▶ [Stated exercise] Each entry must appear again exactly as it does in the source.

▶ [Raw records]
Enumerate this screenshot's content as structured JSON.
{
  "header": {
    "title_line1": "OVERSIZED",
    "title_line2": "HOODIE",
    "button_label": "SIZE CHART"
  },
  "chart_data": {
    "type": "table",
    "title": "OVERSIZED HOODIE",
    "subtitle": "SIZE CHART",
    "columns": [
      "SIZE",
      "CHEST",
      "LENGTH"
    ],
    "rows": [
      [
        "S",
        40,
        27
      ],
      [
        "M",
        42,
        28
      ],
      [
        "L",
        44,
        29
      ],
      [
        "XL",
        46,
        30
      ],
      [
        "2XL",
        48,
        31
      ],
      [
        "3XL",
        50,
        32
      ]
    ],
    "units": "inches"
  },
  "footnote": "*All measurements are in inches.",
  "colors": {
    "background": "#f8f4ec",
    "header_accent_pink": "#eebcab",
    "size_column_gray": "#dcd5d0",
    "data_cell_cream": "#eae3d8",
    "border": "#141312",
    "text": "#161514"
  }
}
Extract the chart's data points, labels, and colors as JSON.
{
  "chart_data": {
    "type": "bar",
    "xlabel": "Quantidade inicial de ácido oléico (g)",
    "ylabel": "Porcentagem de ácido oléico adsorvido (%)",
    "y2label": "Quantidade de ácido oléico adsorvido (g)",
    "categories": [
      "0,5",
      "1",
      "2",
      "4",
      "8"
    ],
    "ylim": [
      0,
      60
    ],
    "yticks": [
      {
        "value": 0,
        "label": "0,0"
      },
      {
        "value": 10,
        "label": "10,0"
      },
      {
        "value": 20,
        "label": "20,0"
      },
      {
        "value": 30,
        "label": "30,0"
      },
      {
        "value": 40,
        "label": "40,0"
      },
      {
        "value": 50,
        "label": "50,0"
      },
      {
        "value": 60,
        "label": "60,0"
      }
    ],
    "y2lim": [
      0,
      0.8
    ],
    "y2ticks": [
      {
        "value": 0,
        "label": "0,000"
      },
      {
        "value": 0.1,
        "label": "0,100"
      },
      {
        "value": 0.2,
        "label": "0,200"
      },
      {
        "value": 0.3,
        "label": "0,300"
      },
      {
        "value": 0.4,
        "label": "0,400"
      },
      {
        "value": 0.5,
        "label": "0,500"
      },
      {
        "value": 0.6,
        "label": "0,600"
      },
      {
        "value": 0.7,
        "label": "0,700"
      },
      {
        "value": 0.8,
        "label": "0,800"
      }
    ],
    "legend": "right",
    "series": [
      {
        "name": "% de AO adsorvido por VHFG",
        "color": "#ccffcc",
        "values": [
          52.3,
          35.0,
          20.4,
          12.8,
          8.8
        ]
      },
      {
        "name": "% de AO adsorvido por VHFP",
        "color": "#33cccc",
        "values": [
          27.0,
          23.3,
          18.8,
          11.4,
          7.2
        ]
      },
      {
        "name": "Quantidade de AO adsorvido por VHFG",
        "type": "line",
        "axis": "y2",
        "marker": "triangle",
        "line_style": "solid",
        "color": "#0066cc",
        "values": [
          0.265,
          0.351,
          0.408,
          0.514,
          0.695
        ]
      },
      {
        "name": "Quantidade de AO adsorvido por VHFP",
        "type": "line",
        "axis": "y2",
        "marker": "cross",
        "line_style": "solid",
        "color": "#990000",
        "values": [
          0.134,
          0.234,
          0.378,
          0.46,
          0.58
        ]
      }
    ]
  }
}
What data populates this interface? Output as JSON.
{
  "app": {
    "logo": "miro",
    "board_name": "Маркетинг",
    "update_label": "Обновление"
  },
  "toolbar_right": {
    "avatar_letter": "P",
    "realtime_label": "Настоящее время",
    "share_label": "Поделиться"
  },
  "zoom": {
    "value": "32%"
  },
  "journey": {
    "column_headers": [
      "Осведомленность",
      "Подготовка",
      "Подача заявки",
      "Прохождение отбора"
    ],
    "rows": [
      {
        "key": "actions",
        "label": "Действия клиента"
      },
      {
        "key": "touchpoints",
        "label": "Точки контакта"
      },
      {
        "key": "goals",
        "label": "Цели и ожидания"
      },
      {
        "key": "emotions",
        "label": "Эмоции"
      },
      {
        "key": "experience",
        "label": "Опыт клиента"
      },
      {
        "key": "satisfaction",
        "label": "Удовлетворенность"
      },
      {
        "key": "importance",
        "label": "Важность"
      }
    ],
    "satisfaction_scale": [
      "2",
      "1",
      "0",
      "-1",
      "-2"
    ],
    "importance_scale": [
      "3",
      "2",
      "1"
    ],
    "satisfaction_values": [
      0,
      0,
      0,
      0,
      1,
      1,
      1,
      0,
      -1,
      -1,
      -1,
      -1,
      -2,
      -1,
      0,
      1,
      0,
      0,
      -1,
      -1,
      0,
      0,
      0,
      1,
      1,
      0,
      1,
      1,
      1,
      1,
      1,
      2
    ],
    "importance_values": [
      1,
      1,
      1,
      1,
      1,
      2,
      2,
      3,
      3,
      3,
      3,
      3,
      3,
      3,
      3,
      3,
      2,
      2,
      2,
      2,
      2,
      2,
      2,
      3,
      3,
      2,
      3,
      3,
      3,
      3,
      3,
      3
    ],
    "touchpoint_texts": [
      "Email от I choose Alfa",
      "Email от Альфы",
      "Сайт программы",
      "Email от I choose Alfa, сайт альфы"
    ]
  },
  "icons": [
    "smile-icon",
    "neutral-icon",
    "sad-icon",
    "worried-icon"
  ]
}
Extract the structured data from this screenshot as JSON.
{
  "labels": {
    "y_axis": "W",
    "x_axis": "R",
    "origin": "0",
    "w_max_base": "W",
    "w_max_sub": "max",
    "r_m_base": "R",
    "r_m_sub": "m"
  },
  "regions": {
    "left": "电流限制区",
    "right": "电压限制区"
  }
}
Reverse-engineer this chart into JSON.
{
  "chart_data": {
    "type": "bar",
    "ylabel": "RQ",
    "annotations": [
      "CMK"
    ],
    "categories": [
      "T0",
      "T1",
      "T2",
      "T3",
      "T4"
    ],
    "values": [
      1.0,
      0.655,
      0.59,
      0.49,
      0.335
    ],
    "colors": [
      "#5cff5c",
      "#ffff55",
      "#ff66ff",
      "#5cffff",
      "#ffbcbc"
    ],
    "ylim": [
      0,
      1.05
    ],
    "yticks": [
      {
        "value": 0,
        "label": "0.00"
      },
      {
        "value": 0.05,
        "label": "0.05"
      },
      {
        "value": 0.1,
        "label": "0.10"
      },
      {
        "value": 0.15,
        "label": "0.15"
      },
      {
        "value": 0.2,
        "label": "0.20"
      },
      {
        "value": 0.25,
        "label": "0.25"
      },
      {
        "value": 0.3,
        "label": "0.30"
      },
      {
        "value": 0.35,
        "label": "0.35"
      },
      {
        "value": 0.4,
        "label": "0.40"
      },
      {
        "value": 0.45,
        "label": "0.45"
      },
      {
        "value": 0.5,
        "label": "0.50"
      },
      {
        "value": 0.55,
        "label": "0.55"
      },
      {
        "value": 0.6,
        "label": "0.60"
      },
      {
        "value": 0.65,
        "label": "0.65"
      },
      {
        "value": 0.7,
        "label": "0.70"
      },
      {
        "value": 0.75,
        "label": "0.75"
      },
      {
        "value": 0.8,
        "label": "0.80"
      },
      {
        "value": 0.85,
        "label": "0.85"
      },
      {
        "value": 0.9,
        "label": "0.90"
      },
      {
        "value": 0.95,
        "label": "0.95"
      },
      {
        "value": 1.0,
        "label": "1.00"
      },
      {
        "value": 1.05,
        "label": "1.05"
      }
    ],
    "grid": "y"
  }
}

▶ [Written answer]
Enumerate this screenshot's content as structured JSON.
{
  "header": {
    "title_line1": "OVERSIZED",
    "title_line2": "HOODIE",
    "button_label": "SIZE CHART"
  },
  "chart_data": {
    "type": "table",
    "title": "OVERSIZED HOODIE",
    "subtitle": "SIZE CHART",
    "columns": [
      "SIZE",
      "CHEST",
      "LENGTH"
    ],
    "rows": [
      [
        "S",
        40,
        27
      ],
      [
        "M",
        42,
        28
      ],
      [
        "L",
        44,
        29
      ],
      [
        "XL",
        46,
        30
      ],
      [
        "2XL",
        48,
        31
      ],
      [
        "3XL",
        50,
        32
      ]
    ],
    "units": "inches"
  },
  "footnote": "*All measurements are in inches.",
  "colors": {
    "background": "#f8f4ec",
    "header_accent_pink": "#eebcab",
    "size_column_gray": "#dcd5d0",
    "data_cell_cream": "#eae3d8",
    "border": "#141312",
    "text": "#161514"
  }
}
Extract the chart's data points, labels, and colors as JSON.
{
  "chart_data": {
    "type": "bar",
    "xlabel": "Quantidade inicial de ácido oléico (g)",
    "ylabel": "Porcentagem de ácido oléico adsorvido (%)",
    "y2label": "Quantidade de ácido oléico adsorvido (g)",
    "categories": [
      "0,5",
      "1",
      "2",
      "4",
      "8"
    ],
    "ylim": [
      0,
      60
    ],
    "yticks": [
      {
        "value": 0,
        "label": "0,0"
      },
      {
        "value": 10,
        "label": "10,0"
      },
      {
        "value": 20,
        "label": "20,0"
      },
      {
        "value": 30,
        "label": "30,0"
      },
      {
        "value": 40,
        "label": "40,0"
      },
      {
        "value": 50,
        "label": "50,0"
      },
      {
        "value": 60,
        "label": "60,0"
      }
    ],
    "y2lim": [
      0,
      0.8
    ],
    "y2ticks": [
      {
        "value": 0,
        "label": "0,000"
      },
      {
        "value": 0.1,
        "label": "0,100"
      },
      {
        "value": 0.2,
        "label": "0,200"
      },
      {
        "value": 0.3,
        "label": "0,300"
      },
      {
        "value": 0.4,
        "label": "0,400"
      },
      {
        "value": 0.5,
        "label": "0,500"
      },
      {
        "value": 0.6,
        "label": "0,600"
      },
      {
        "value": 0.7,
        "label": "0,700"
      },
      {
        "value": 0.8,
        "label": "0,800"
      }
    ],
    "legend": "right",
    "series": [
      {
        "name": "% de AO adsorvido por VHFG",
        "color": "#ccffcc",
        "values": [
          52.3,
          35.0,
          20.4,
          12.8,
          8.8
        ]
      },
      {
        "name": "% de AO adsorvido por VHFP",
        "color": "#33cccc",
        "values": [
          27.0,
          23.3,
          18.8,
          11.4,
          7.2
        ]
      },
      {
        "name": "Quantidade de AO adsorvido por VHFG",
        "type": "line",
        "axis": "y2",
        "marker": "triangle",
        "line_style": "solid",
        "color": "#0066cc",
        "values": [
          0.265,
          0.351,
          0.408,
          0.514,
          0.695
        ]
      },
      {
        "name": "Quantidade de AO adsorvido por VHFP",
        "type": "line",
        "axis": "y2",
        "marker": "cross",
        "line_style": "solid",
        "color": "#990000",
        "values": [
          0.134,
          0.234,
          0.378,
          0.46,
          0.58
        ]
      }
    ]
  }
}
What data populates this interface? Output as JSON.
{
  "app": {
    "logo": "miro",
    "board_name": "Маркетинг",
    "update_label": "Обновление"
  },
  "toolbar_right": {
    "avatar_letter": "P",
    "realtime_label": "Настоящее время",
    "share_label": "Поделиться"
  },
  "zoom": {
    "value": "32%"
  },
  "journey": {
    "column_headers": [
      "Осведомленность",
      "Подготовка",
      "Подача заявки",
      "Прохождение отбора"
    ],
    "rows": [
      {
        "key": "actions",
        "label": "Действия клиента"
      },
      {
        "key": "touchpoints",
        "label": "Точки контакта"
      },
      {
        "key": "goals",
        "label": "Цели и ожидания"
      },
      {
        "key": "emotions",
        "label": "Эмоции"
      },
      {
        "key": "experience",
        "label": "Опыт клиента"
      },
      {
        "key": "satisfaction",
        "label": "Удовлетворенность"
      },
      {
        "key": "importance",
        "label": "Важность"
      }
    ],
    "satisfaction_scale": [
      "2",
      "1",
      "0",
      "-1",
      "-2"
    ],
    "importance_scale": [
      "3",
      "2",
      "1"
    ],
    "satisfaction_values": [
      0,
      0,
      0,
      0,
      1,
      1,
      1,
      0,
      -1,
      -1,
      -1,
      -1,
      -2,
      -1,
      0,
      1,
      0,
      0,
      -1,
      -1,
      0,
      0,
      0,
      1,
      1,
      0,
      1,
      1,
      1,
      1,
      1,
      2
    ],
    "importance_values": [
      1,
      1,
      1,
      1,
      1,
      2,
      2,
      3,
      3,
      3,
      3,
      3,
      3,
      3,
      3,
      3,
      2,
      2,
      2,
      2,
      2,
      2,
      2,
      3,
      3,
      2,
      3,
      3,
      3,
      3,
      3,
      3
    ],
    "touchpoint_texts": [
      "Email от I choose Alfa",
      "Email от Альфы",
      "Сайт программы",
      "Email от I choose Alfa, сайт альфы"
    ]
  },
  "icons": [
    "smile-icon",
    "neutral-icon",
    "sad-icon",
    "worried-icon"
  ]
}
Extract the structured data from this screenshot as JSON.
{
  "labels": {
    "y_axis": "W",
    "x_axis": "R",
    "origin": "0",
    "w_max_base": "W",
    "w_max_sub": "max",
    "r_m_base": "R",
    "r_m_sub": "m"
  },
  "regions": {
    "left": "电流限制区",
    "right": "电压限制区"
  }
}
Reverse-engineer this chart into JSON.
{
  "chart_data": {
    "type": "bar",
    "ylabel": "RQ",
    "annotations": [
      "CMK"
    ],
    "categories": [
      "T0",
      "T1",
      "T2",
      "T3",
      "T4"
    ],
    "values": [
      1.0,
      0.655,
      0.59,
      0.49,
      0.335
    ],
    "colors": [
      "#5cff5c",
      "#ffff55",
      "#ff66ff",
      "#5cffff",
      "#ffbcbc"
    ],
    "ylim": [
      0,
      1.05
    ],
    "yticks": [
      {
        "value": 0,
        "label": "0.00"
      },
      {
        "value": 0.05,
        "label": "0.05"
      },
      {
        "value": 0.1,
        "label": "0.10"
      },
      {
        "value": 0.15,
        "label": "0.15"
      },
      {
        "value": 0.2,
        "label": "0.20"
      },
      {
        "value": 0.25,
        "label": "0.25"
      },
      {
        "value": 0.3,
        "label": "0.30"
      },
      {
        "value": 0.35,
        "label": "0.35"
      },
      {
        "value": 0.4,
        "label": "0.40"
      },
      {
        "value": 0.45,
        "label": "0.45"
      },
      {
        "value": 0.5,
        "label": "0.50"
      },
      {
        "value": 0.55,
        "label": "0.55"
      },
      {
        "value": 0.6,
        "label": "0.60"
      },
      {
        "value": 0.65,
        "label": "0.65"
      },
      {
        "value": 0.7,
        "label": "0.70"
      },
      {
        "value": 0.75,
        "label": "0.75"
      },
      {
        "value": 0.8,
        "label": "0.80"
      },
      {
        "value": 0.85,
        "label": "0.85"
      },
      {
        "value": 0.9,
        "label": "0.90"
      },
      {
        "value": 0.95,
        "label": "0.95"
      },
      {
        "value": 1.0,
        "label": "1.00"
      },
      {
        "value": 1.05,
        "label": "1.05"
      }
    ],
    "grid": "y"
  }
}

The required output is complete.